Your objective: Copy each of the entries below faithfully, setting aside any pictures.

Entries shown:

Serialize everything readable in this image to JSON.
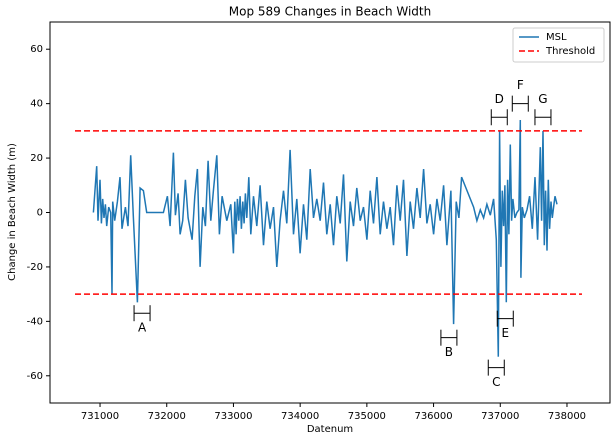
{
  "chart_data": {
    "type": "line",
    "title": "Mop 589 Changes in Beach Width",
    "xlabel": "Datenum",
    "ylabel": "Change in Beach Width (m)",
    "xlim": [
      730250,
      738645
    ],
    "ylim": [
      -70,
      70
    ],
    "xticks": [
      731000,
      732000,
      733000,
      734000,
      735000,
      736000,
      737000,
      738000
    ],
    "yticks": [
      -60,
      -40,
      -20,
      0,
      20,
      40,
      60
    ],
    "legend": "upper right",
    "series": [
      {
        "name": "MSL",
        "color": "#1f77b4",
        "x": [
          730900,
          730950,
          730970,
          731000,
          731020,
          731040,
          731060,
          731080,
          731100,
          731130,
          731160,
          731180,
          731190,
          731220,
          731260,
          731300,
          731330,
          731380,
          731420,
          731460,
          731500,
          731560,
          731600,
          731650,
          731700,
          731950,
          732010,
          732050,
          732100,
          732130,
          732170,
          732200,
          732240,
          732280,
          732320,
          732380,
          732420,
          732460,
          732500,
          732540,
          732580,
          732620,
          732660,
          732700,
          732750,
          732790,
          732830,
          732900,
          732960,
          733000,
          733020,
          733040,
          733060,
          733080,
          733100,
          733120,
          733140,
          733160,
          733180,
          733200,
          733230,
          733260,
          733300,
          733350,
          733400,
          733450,
          733500,
          733550,
          733600,
          733650,
          733700,
          733750,
          733800,
          733850,
          733900,
          733950,
          734000,
          734050,
          734100,
          734150,
          734200,
          734250,
          734300,
          734350,
          734400,
          734450,
          734500,
          734550,
          734600,
          734650,
          734700,
          734750,
          734800,
          734850,
          734900,
          734950,
          735000,
          735050,
          735100,
          735150,
          735200,
          735250,
          735300,
          735350,
          735400,
          735450,
          735500,
          735550,
          735600,
          735650,
          735700,
          735750,
          735800,
          735850,
          735900,
          735950,
          736000,
          736050,
          736100,
          736150,
          736200,
          736260,
          736300,
          736340,
          736380,
          736420,
          736600,
          736650,
          736700,
          736750,
          736800,
          736850,
          736900,
          736940,
          736970,
          736990,
          737010,
          737030,
          737050,
          737070,
          737090,
          737110,
          737130,
          737150,
          737170,
          737190,
          737220,
          737250,
          737280,
          737300,
          737310,
          737330,
          737360,
          737400,
          737440,
          737480,
          737520,
          737560,
          737600,
          737620,
          737640,
          737660,
          737680,
          737700,
          737720,
          737740,
          737760,
          737780,
          737800,
          737820,
          737850
        ],
        "values": [
          0,
          17,
          -3,
          12,
          -4,
          5,
          -2,
          3,
          -5,
          2,
          0,
          -30,
          4,
          -3,
          4,
          13,
          -6,
          2,
          -5,
          21,
          -2,
          -33,
          9,
          8,
          0,
          0,
          6,
          -5,
          22,
          -1,
          7,
          -8,
          -3,
          12,
          -2,
          -10,
          6,
          16,
          -20,
          2,
          -5,
          19,
          -3,
          8,
          21,
          -8,
          6,
          -3,
          3,
          -15,
          4,
          -8,
          5,
          -3,
          6,
          -6,
          4,
          -4,
          7,
          -2,
          13,
          -8,
          6,
          -5,
          10,
          -12,
          4,
          -6,
          2,
          -20,
          -3,
          8,
          -4,
          23,
          -8,
          5,
          -15,
          3,
          -10,
          16,
          -2,
          5,
          -3,
          11,
          -8,
          3,
          -12,
          6,
          -4,
          14,
          -18,
          4,
          -5,
          9,
          -3,
          2,
          -10,
          8,
          -4,
          13,
          -8,
          4,
          -6,
          2,
          -12,
          10,
          -3,
          12,
          -16,
          4,
          -6,
          9,
          -2,
          16,
          -4,
          3,
          -8,
          5,
          -3,
          10,
          -12,
          8,
          -41,
          4,
          -2,
          13,
          2,
          -3,
          1,
          -2,
          3,
          -1,
          5,
          -10,
          -53,
          30,
          -20,
          8,
          -5,
          10,
          -33,
          12,
          -8,
          25,
          -3,
          5,
          -2,
          0,
          1,
          34,
          -24,
          2,
          -2,
          1,
          6,
          -6,
          13,
          -10,
          24,
          -3,
          30,
          -12,
          8,
          -14,
          12,
          -6,
          4,
          -2,
          2,
          6,
          3
        ]
      }
    ],
    "threshold": {
      "name": "Threshold",
      "color": "#ff0000",
      "values": [
        30,
        -30
      ],
      "xlim": [
        730625,
        738225
      ]
    },
    "annotations": [
      {
        "text": "A",
        "x": 731630,
        "y": -37
      },
      {
        "text": "B",
        "x": 736230,
        "y": -46
      },
      {
        "text": "C",
        "x": 736940,
        "y": -57
      },
      {
        "text": "D",
        "x": 736985,
        "y": 35
      },
      {
        "text": "E",
        "x": 737075,
        "y": -39
      },
      {
        "text": "F",
        "x": 737300,
        "y": 40
      },
      {
        "text": "G",
        "x": 737640,
        "y": 35
      }
    ]
  }
}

The solution:
Serialize everything readable in this image to JSON.
{
  "chart_data": {
    "type": "line",
    "title": "Mop 589 Changes in Beach Width",
    "xlabel": "Datenum",
    "ylabel": "Change in Beach Width (m)",
    "xlim": [
      730250,
      738645
    ],
    "ylim": [
      -70,
      70
    ],
    "xticks": [
      731000,
      732000,
      733000,
      734000,
      735000,
      736000,
      737000,
      738000
    ],
    "yticks": [
      -60,
      -40,
      -20,
      0,
      20,
      40,
      60
    ],
    "legend": "upper right",
    "series": [
      {
        "name": "MSL",
        "color": "#1f77b4",
        "x": [
          730900,
          730950,
          730970,
          731000,
          731020,
          731040,
          731060,
          731080,
          731100,
          731130,
          731160,
          731180,
          731190,
          731220,
          731260,
          731300,
          731330,
          731380,
          731420,
          731460,
          731500,
          731560,
          731600,
          731650,
          731700,
          731950,
          732010,
          732050,
          732100,
          732130,
          732170,
          732200,
          732240,
          732280,
          732320,
          732380,
          732420,
          732460,
          732500,
          732540,
          732580,
          732620,
          732660,
          732700,
          732750,
          732790,
          732830,
          732900,
          732960,
          733000,
          733020,
          733040,
          733060,
          733080,
          733100,
          733120,
          733140,
          733160,
          733180,
          733200,
          733230,
          733260,
          733300,
          733350,
          733400,
          733450,
          733500,
          733550,
          733600,
          733650,
          733700,
          733750,
          733800,
          733850,
          733900,
          733950,
          734000,
          734050,
          734100,
          734150,
          734200,
          734250,
          734300,
          734350,
          734400,
          734450,
          734500,
          734550,
          734600,
          734650,
          734700,
          734750,
          734800,
          734850,
          734900,
          734950,
          735000,
          735050,
          735100,
          735150,
          735200,
          735250,
          735300,
          735350,
          735400,
          735450,
          735500,
          735550,
          735600,
          735650,
          735700,
          735750,
          735800,
          735850,
          735900,
          735950,
          736000,
          736050,
          736100,
          736150,
          736200,
          736260,
          736300,
          736340,
          736380,
          736420,
          736600,
          736650,
          736700,
          736750,
          736800,
          736850,
          736900,
          736940,
          736970,
          736990,
          737010,
          737030,
          737050,
          737070,
          737090,
          737110,
          737130,
          737150,
          737170,
          737190,
          737220,
          737250,
          737280,
          737300,
          737310,
          737330,
          737360,
          737400,
          737440,
          737480,
          737520,
          737560,
          737600,
          737620,
          737640,
          737660,
          737680,
          737700,
          737720,
          737740,
          737760,
          737780,
          737800,
          737820,
          737850
        ],
        "values": [
          0,
          17,
          -3,
          12,
          -4,
          5,
          -2,
          3,
          -5,
          2,
          0,
          -30,
          4,
          -3,
          4,
          13,
          -6,
          2,
          -5,
          21,
          -2,
          -33,
          9,
          8,
          0,
          0,
          6,
          -5,
          22,
          -1,
          7,
          -8,
          -3,
          12,
          -2,
          -10,
          6,
          16,
          -20,
          2,
          -5,
          19,
          -3,
          8,
          21,
          -8,
          6,
          -3,
          3,
          -15,
          4,
          -8,
          5,
          -3,
          6,
          -6,
          4,
          -4,
          7,
          -2,
          13,
          -8,
          6,
          -5,
          10,
          -12,
          4,
          -6,
          2,
          -20,
          -3,
          8,
          -4,
          23,
          -8,
          5,
          -15,
          3,
          -10,
          16,
          -2,
          5,
          -3,
          11,
          -8,
          3,
          -12,
          6,
          -4,
          14,
          -18,
          4,
          -5,
          9,
          -3,
          2,
          -10,
          8,
          -4,
          13,
          -8,
          4,
          -6,
          2,
          -12,
          10,
          -3,
          12,
          -16,
          4,
          -6,
          9,
          -2,
          16,
          -4,
          3,
          -8,
          5,
          -3,
          10,
          -12,
          8,
          -41,
          4,
          -2,
          13,
          2,
          -3,
          1,
          -2,
          3,
          -1,
          5,
          -10,
          -53,
          30,
          -20,
          8,
          -5,
          10,
          -33,
          12,
          -8,
          25,
          -3,
          5,
          -2,
          0,
          1,
          34,
          -24,
          2,
          -2,
          1,
          6,
          -6,
          13,
          -10,
          24,
          -3,
          30,
          -12,
          8,
          -14,
          12,
          -6,
          4,
          -2,
          2,
          6,
          3
        ]
      }
    ],
    "threshold": {
      "name": "Threshold",
      "color": "#ff0000",
      "values": [
        30,
        -30
      ],
      "xlim": [
        730625,
        738225
      ]
    },
    "annotations": [
      {
        "text": "A",
        "x": 731630,
        "y": -37
      },
      {
        "text": "B",
        "x": 736230,
        "y": -46
      },
      {
        "text": "C",
        "x": 736940,
        "y": -57
      },
      {
        "text": "D",
        "x": 736985,
        "y": 35
      },
      {
        "text": "E",
        "x": 737075,
        "y": -39
      },
      {
        "text": "F",
        "x": 737300,
        "y": 40
      },
      {
        "text": "G",
        "x": 737640,
        "y": 35
      }
    ]
  }
}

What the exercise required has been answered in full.